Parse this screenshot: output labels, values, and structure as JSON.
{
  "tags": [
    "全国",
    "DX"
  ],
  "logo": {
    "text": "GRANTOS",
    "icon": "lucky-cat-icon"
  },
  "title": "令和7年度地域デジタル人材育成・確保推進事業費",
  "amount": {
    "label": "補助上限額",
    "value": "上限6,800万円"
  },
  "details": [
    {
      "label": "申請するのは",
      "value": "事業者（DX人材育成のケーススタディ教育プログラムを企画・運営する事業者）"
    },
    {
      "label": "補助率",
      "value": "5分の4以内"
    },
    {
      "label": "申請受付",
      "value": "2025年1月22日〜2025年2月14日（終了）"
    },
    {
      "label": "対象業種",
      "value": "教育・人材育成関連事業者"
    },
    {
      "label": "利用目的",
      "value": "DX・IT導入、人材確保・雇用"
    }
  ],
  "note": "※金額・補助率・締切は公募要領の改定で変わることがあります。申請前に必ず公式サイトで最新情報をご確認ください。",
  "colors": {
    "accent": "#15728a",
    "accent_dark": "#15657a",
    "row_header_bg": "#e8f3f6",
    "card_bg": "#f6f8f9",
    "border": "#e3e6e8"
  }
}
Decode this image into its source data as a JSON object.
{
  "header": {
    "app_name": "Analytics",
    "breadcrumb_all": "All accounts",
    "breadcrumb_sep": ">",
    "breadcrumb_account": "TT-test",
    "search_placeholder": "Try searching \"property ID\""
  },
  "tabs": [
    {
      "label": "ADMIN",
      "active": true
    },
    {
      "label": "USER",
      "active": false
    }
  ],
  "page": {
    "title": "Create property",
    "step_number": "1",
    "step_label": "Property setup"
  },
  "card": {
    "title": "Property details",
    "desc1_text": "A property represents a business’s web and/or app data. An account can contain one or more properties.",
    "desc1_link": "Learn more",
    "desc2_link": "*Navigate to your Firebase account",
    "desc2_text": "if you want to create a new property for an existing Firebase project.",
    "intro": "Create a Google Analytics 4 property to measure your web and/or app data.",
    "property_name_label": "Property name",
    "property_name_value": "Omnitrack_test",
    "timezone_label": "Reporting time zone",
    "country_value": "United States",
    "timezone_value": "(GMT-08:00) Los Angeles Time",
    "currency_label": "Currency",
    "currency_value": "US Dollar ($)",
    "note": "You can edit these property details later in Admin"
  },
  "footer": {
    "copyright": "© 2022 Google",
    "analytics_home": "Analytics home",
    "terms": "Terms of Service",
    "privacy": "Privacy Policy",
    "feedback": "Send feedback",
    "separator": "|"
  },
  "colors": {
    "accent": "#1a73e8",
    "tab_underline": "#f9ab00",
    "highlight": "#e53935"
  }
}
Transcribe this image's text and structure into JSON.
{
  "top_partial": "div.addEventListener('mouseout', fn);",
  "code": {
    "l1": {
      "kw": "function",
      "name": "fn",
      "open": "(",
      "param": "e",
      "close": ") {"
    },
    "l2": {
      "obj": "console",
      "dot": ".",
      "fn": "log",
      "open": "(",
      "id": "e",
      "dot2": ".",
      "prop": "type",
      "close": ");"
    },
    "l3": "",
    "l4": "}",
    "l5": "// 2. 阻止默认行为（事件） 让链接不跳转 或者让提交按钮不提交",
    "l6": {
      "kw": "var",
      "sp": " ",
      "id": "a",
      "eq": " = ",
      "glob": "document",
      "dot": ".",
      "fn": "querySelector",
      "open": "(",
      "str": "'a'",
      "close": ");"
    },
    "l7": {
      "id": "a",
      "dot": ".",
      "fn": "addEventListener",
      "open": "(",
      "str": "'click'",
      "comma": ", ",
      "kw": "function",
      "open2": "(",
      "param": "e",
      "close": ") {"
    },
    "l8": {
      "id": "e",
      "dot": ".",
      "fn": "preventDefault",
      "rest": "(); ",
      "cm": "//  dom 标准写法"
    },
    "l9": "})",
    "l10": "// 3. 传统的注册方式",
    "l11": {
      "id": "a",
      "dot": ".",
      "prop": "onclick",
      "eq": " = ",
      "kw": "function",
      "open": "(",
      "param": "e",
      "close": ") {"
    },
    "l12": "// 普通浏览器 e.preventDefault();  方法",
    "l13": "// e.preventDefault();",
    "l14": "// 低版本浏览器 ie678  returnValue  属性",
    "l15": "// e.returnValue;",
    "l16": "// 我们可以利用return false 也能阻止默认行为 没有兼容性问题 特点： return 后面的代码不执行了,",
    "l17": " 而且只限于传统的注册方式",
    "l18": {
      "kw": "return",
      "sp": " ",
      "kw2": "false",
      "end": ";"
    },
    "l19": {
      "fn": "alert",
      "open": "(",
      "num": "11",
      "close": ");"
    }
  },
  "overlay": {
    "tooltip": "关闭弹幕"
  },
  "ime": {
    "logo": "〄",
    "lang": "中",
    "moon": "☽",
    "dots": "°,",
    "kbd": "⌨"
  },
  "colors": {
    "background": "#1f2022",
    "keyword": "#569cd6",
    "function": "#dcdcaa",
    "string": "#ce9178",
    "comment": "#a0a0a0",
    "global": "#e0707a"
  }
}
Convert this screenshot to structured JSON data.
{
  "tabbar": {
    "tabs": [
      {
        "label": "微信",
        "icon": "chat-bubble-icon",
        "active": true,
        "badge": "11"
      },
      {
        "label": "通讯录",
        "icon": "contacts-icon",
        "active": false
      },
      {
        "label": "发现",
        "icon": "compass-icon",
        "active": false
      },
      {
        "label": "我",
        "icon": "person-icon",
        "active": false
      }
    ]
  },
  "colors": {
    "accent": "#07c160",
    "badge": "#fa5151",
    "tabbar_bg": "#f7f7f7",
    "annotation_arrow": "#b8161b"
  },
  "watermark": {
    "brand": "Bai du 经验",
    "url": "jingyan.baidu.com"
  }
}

WHAT YOU ARE ASKED TO DO ▸ Give back exactly the lines from the one containing "Convert this screenshot" to the end of the material, both ends included.

EXERCISE ANSWER ▸
Convert this screenshot to structured JSON data.
{
  "tabbar": {
    "tabs": [
      {
        "label": "微信",
        "icon": "chat-bubble-icon",
        "active": true,
        "badge": "11"
      },
      {
        "label": "通讯录",
        "icon": "contacts-icon",
        "active": false
      },
      {
        "label": "发现",
        "icon": "compass-icon",
        "active": false
      },
      {
        "label": "我",
        "icon": "person-icon",
        "active": false
      }
    ]
  },
  "colors": {
    "accent": "#07c160",
    "badge": "#fa5151",
    "tabbar_bg": "#f7f7f7",
    "annotation_arrow": "#b8161b"
  },
  "watermark": {
    "brand": "Bai du 经验",
    "url": "jingyan.baidu.com"
  }
}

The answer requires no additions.